__Brief__: Set the data down again, exactly as it reads, but without the pictures.

##### Entries #####

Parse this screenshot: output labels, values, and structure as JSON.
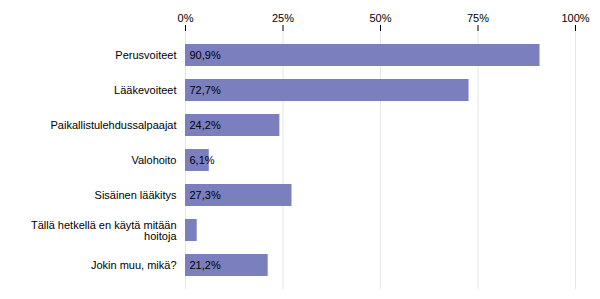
{
  "chart_data": {
    "type": "bar",
    "orientation": "horizontal",
    "categories": [
      "Jokin muu, mikä?",
      "Tällä hetkellä en käytä mitään\nhoitoja",
      "Sisäinen lääkitys",
      "Valohoito",
      "Paikallistulehdussalpaajat",
      "Lääkevoiteet",
      "Perusvoiteet"
    ],
    "values": [
      21.2,
      3.0,
      27.3,
      6.1,
      24.2,
      72.7,
      90.9
    ],
    "value_labels": [
      "21,2%",
      null,
      "27,3%",
      "6,1%",
      "24,2%",
      "72,7%",
      "90,9%"
    ],
    "data_labels": true,
    "color": "#7b7fbe",
    "xlim": [
      0,
      100
    ],
    "xticks": [
      {
        "value": 0,
        "label": "0%"
      },
      {
        "value": 25,
        "label": "25%"
      },
      {
        "value": 50,
        "label": "50%"
      },
      {
        "value": 75,
        "label": "75%"
      },
      {
        "value": 100,
        "label": "100%"
      }
    ],
    "grid": true
  }
}
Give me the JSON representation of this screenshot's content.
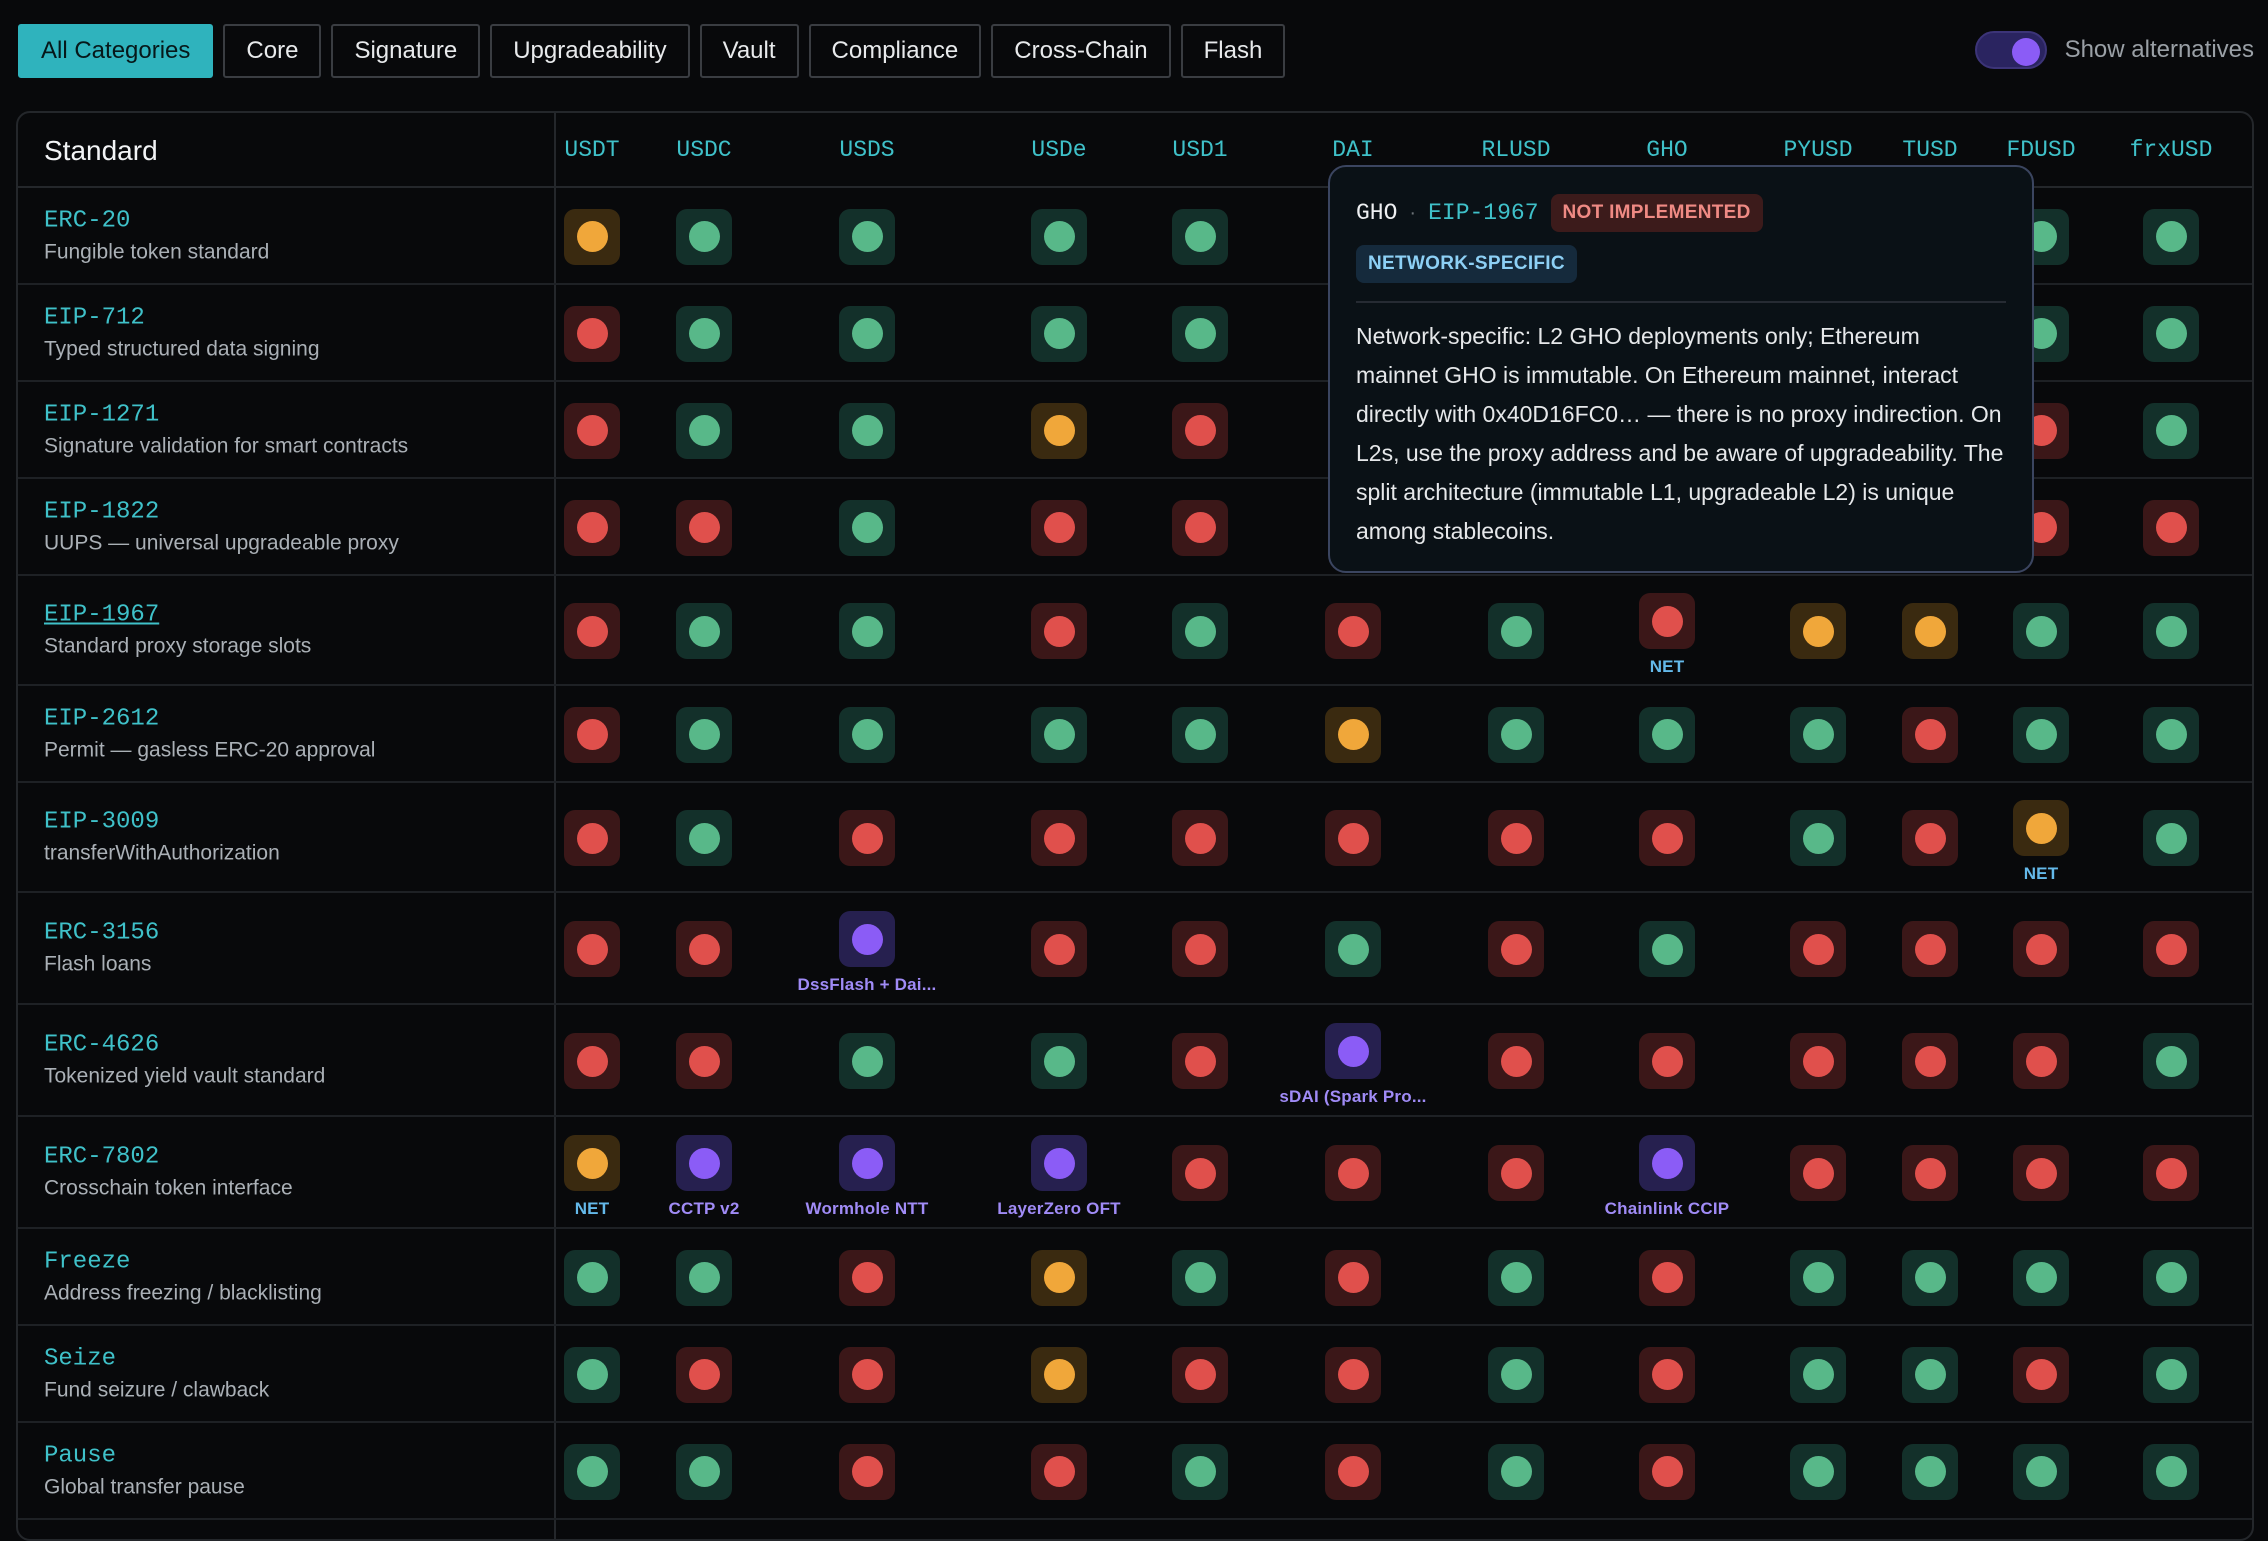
{
  "filters": {
    "categories": [
      "All Categories",
      "Core",
      "Signature",
      "Upgradeability",
      "Vault",
      "Compliance",
      "Cross-Chain",
      "Flash"
    ],
    "active": "All Categories"
  },
  "toggle": {
    "label": "Show alternatives",
    "on": true,
    "accent": "#8b5cf6"
  },
  "table": {
    "standard_header": "Standard",
    "columns": [
      "USDT",
      "USDC",
      "USDS",
      "USDe",
      "USD1",
      "DAI",
      "RLUSD",
      "GHO",
      "PYUSD",
      "TUSD",
      "FDUSD",
      "frxUSD"
    ],
    "rows": [
      {
        "name": "ERC-20",
        "desc": "Fungible token standard",
        "cells": [
          "orange",
          "green",
          "green",
          "green",
          "green",
          "",
          "",
          "",
          "",
          "",
          "green",
          "green"
        ]
      },
      {
        "name": "EIP-712",
        "desc": "Typed structured data signing",
        "cells": [
          "red",
          "green",
          "green",
          "green",
          "green",
          "",
          "",
          "",
          "",
          "",
          "green",
          "green"
        ]
      },
      {
        "name": "EIP-1271",
        "desc": "Signature validation for smart contracts",
        "cells": [
          "red",
          "green",
          "green",
          "orange",
          "red",
          "",
          "",
          "",
          "",
          "",
          "red",
          "green"
        ]
      },
      {
        "name": "EIP-1822",
        "desc": "UUPS — universal upgradeable proxy",
        "cells": [
          "red",
          "red",
          "green",
          "red",
          "red",
          "",
          "",
          "",
          "",
          "",
          "red",
          "red"
        ]
      },
      {
        "name": "EIP-1967",
        "desc": "Standard proxy storage slots",
        "underline": true,
        "cells": [
          "red",
          "green",
          "green",
          "red",
          "green",
          "red",
          "green",
          "red",
          "orange",
          "orange",
          "green",
          "green"
        ],
        "captions": {
          "7": "NET"
        }
      },
      {
        "name": "EIP-2612",
        "desc": "Permit — gasless ERC-20 approval",
        "cells": [
          "red",
          "green",
          "green",
          "green",
          "green",
          "orange",
          "green",
          "green",
          "green",
          "red",
          "green",
          "green"
        ]
      },
      {
        "name": "EIP-3009",
        "desc": "transferWithAuthorization",
        "cells": [
          "red",
          "green",
          "red",
          "red",
          "red",
          "red",
          "red",
          "red",
          "green",
          "red",
          "orange",
          "green"
        ],
        "captions": {
          "10": "NET"
        }
      },
      {
        "name": "ERC-3156",
        "desc": "Flash loans",
        "cells": [
          "red",
          "red",
          "purple",
          "red",
          "red",
          "green",
          "red",
          "green",
          "red",
          "red",
          "red",
          "red"
        ],
        "captions": {
          "2": "DssFlash + Dai..."
        }
      },
      {
        "name": "ERC-4626",
        "desc": "Tokenized yield vault standard",
        "cells": [
          "red",
          "red",
          "green",
          "green",
          "red",
          "purple",
          "red",
          "red",
          "red",
          "red",
          "red",
          "green"
        ],
        "captions": {
          "5": "sDAI (Spark Pro..."
        }
      },
      {
        "name": "ERC-7802",
        "desc": "Crosschain token interface",
        "cells": [
          "orange",
          "purple",
          "purple",
          "purple",
          "red",
          "red",
          "red",
          "purple",
          "red",
          "red",
          "red",
          "red"
        ],
        "captions": {
          "0": "NET",
          "1": "CCTP v2",
          "2": "Wormhole NTT",
          "3": "LayerZero OFT",
          "7": "Chainlink CCIP"
        }
      },
      {
        "name": "Freeze",
        "desc": "Address freezing / blacklisting",
        "cells": [
          "green",
          "green",
          "red",
          "orange",
          "green",
          "red",
          "green",
          "red",
          "green",
          "green",
          "green",
          "green"
        ]
      },
      {
        "name": "Seize",
        "desc": "Fund seizure / clawback",
        "cells": [
          "green",
          "red",
          "red",
          "orange",
          "red",
          "red",
          "green",
          "red",
          "green",
          "green",
          "red",
          "green"
        ]
      },
      {
        "name": "Pause",
        "desc": "Global transfer pause",
        "cells": [
          "green",
          "green",
          "red",
          "red",
          "green",
          "red",
          "green",
          "red",
          "green",
          "green",
          "green",
          "green"
        ]
      }
    ]
  },
  "tooltip": {
    "token": "GHO",
    "separator": "·",
    "standard": "EIP-1967",
    "status_badge": "NOT IMPLEMENTED",
    "scope_badge": "NETWORK-SPECIFIC",
    "body": "Network-specific: L2 GHO deployments only; Ethereum mainnet GHO is immutable. On Ethereum mainnet, interact directly with 0x40D16FC0… — there is no proxy indirection. On L2s, use the proxy address and be aware of upgradeability. The split architecture (immutable L1, upgradeable L2) is unique among stablecoins."
  },
  "colors": {
    "accent": "#3fc1c9",
    "supported": "#58b889",
    "unsupported": "#e0504c",
    "partial": "#f0a73a",
    "alternative": "#8b5cf6"
  }
}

#####

__Exercise response__:
Parse this screenshot: output labels, values, and structure as JSON.
{
  "chart_data": {
    "type": "bar",
    "orientation": "horizontal",
    "categories": [
      "Jokin muu, mikä?",
      "Tällä hetkellä en käytä mitään\nhoitoja",
      "Sisäinen lääkitys",
      "Valohoito",
      "Paikallistulehdussalpaajat",
      "Lääkevoiteet",
      "Perusvoiteet"
    ],
    "values": [
      21.2,
      3.0,
      27.3,
      6.1,
      24.2,
      72.7,
      90.9
    ],
    "value_labels": [
      "21,2%",
      null,
      "27,3%",
      "6,1%",
      "24,2%",
      "72,7%",
      "90,9%"
    ],
    "data_labels": true,
    "color": "#7b7fbe",
    "xlim": [
      0,
      100
    ],
    "xticks": [
      {
        "value": 0,
        "label": "0%"
      },
      {
        "value": 25,
        "label": "25%"
      },
      {
        "value": 50,
        "label": "50%"
      },
      {
        "value": 75,
        "label": "75%"
      },
      {
        "value": 100,
        "label": "100%"
      }
    ],
    "grid": true
  }
}
Give me the JSON representation of this screenshot's content.
{
  "filters": {
    "categories": [
      "All Categories",
      "Core",
      "Signature",
      "Upgradeability",
      "Vault",
      "Compliance",
      "Cross-Chain",
      "Flash"
    ],
    "active": "All Categories"
  },
  "toggle": {
    "label": "Show alternatives",
    "on": true,
    "accent": "#8b5cf6"
  },
  "table": {
    "standard_header": "Standard",
    "columns": [
      "USDT",
      "USDC",
      "USDS",
      "USDe",
      "USD1",
      "DAI",
      "RLUSD",
      "GHO",
      "PYUSD",
      "TUSD",
      "FDUSD",
      "frxUSD"
    ],
    "rows": [
      {
        "name": "ERC-20",
        "desc": "Fungible token standard",
        "cells": [
          "orange",
          "green",
          "green",
          "green",
          "green",
          "",
          "",
          "",
          "",
          "",
          "green",
          "green"
        ]
      },
      {
        "name": "EIP-712",
        "desc": "Typed structured data signing",
        "cells": [
          "red",
          "green",
          "green",
          "green",
          "green",
          "",
          "",
          "",
          "",
          "",
          "green",
          "green"
        ]
      },
      {
        "name": "EIP-1271",
        "desc": "Signature validation for smart contracts",
        "cells": [
          "red",
          "green",
          "green",
          "orange",
          "red",
          "",
          "",
          "",
          "",
          "",
          "red",
          "green"
        ]
      },
      {
        "name": "EIP-1822",
        "desc": "UUPS — universal upgradeable proxy",
        "cells": [
          "red",
          "red",
          "green",
          "red",
          "red",
          "",
          "",
          "",
          "",
          "",
          "red",
          "red"
        ]
      },
      {
        "name": "EIP-1967",
        "desc": "Standard proxy storage slots",
        "underline": true,
        "cells": [
          "red",
          "green",
          "green",
          "red",
          "green",
          "red",
          "green",
          "red",
          "orange",
          "orange",
          "green",
          "green"
        ],
        "captions": {
          "7": "NET"
        }
      },
      {
        "name": "EIP-2612",
        "desc": "Permit — gasless ERC-20 approval",
        "cells": [
          "red",
          "green",
          "green",
          "green",
          "green",
          "orange",
          "green",
          "green",
          "green",
          "red",
          "green",
          "green"
        ]
      },
      {
        "name": "EIP-3009",
        "desc": "transferWithAuthorization",
        "cells": [
          "red",
          "green",
          "red",
          "red",
          "red",
          "red",
          "red",
          "red",
          "green",
          "red",
          "orange",
          "green"
        ],
        "captions": {
          "10": "NET"
        }
      },
      {
        "name": "ERC-3156",
        "desc": "Flash loans",
        "cells": [
          "red",
          "red",
          "purple",
          "red",
          "red",
          "green",
          "red",
          "green",
          "red",
          "red",
          "red",
          "red"
        ],
        "captions": {
          "2": "DssFlash + Dai..."
        }
      },
      {
        "name": "ERC-4626",
        "desc": "Tokenized yield vault standard",
        "cells": [
          "red",
          "red",
          "green",
          "green",
          "red",
          "purple",
          "red",
          "red",
          "red",
          "red",
          "red",
          "green"
        ],
        "captions": {
          "5": "sDAI (Spark Pro..."
        }
      },
      {
        "name": "ERC-7802",
        "desc": "Crosschain token interface",
        "cells": [
          "orange",
          "purple",
          "purple",
          "purple",
          "red",
          "red",
          "red",
          "purple",
          "red",
          "red",
          "red",
          "red"
        ],
        "captions": {
          "0": "NET",
          "1": "CCTP v2",
          "2": "Wormhole NTT",
          "3": "LayerZero OFT",
          "7": "Chainlink CCIP"
        }
      },
      {
        "name": "Freeze",
        "desc": "Address freezing / blacklisting",
        "cells": [
          "green",
          "green",
          "red",
          "orange",
          "green",
          "red",
          "green",
          "red",
          "green",
          "green",
          "green",
          "green"
        ]
      },
      {
        "name": "Seize",
        "desc": "Fund seizure / clawback",
        "cells": [
          "green",
          "red",
          "red",
          "orange",
          "red",
          "red",
          "green",
          "red",
          "green",
          "green",
          "red",
          "green"
        ]
      },
      {
        "name": "Pause",
        "desc": "Global transfer pause",
        "cells": [
          "green",
          "green",
          "red",
          "red",
          "green",
          "red",
          "green",
          "red",
          "green",
          "green",
          "green",
          "green"
        ]
      }
    ]
  },
  "tooltip": {
    "token": "GHO",
    "separator": "·",
    "standard": "EIP-1967",
    "status_badge": "NOT IMPLEMENTED",
    "scope_badge": "NETWORK-SPECIFIC",
    "body": "Network-specific: L2 GHO deployments only; Ethereum mainnet GHO is immutable. On Ethereum mainnet, interact directly with 0x40D16FC0… — there is no proxy indirection. On L2s, use the proxy address and be aware of upgradeability. The split architecture (immutable L1, upgradeable L2) is unique among stablecoins."
  },
  "colors": {
    "accent": "#3fc1c9",
    "supported": "#58b889",
    "unsupported": "#e0504c",
    "partial": "#f0a73a",
    "alternative": "#8b5cf6"
  }
}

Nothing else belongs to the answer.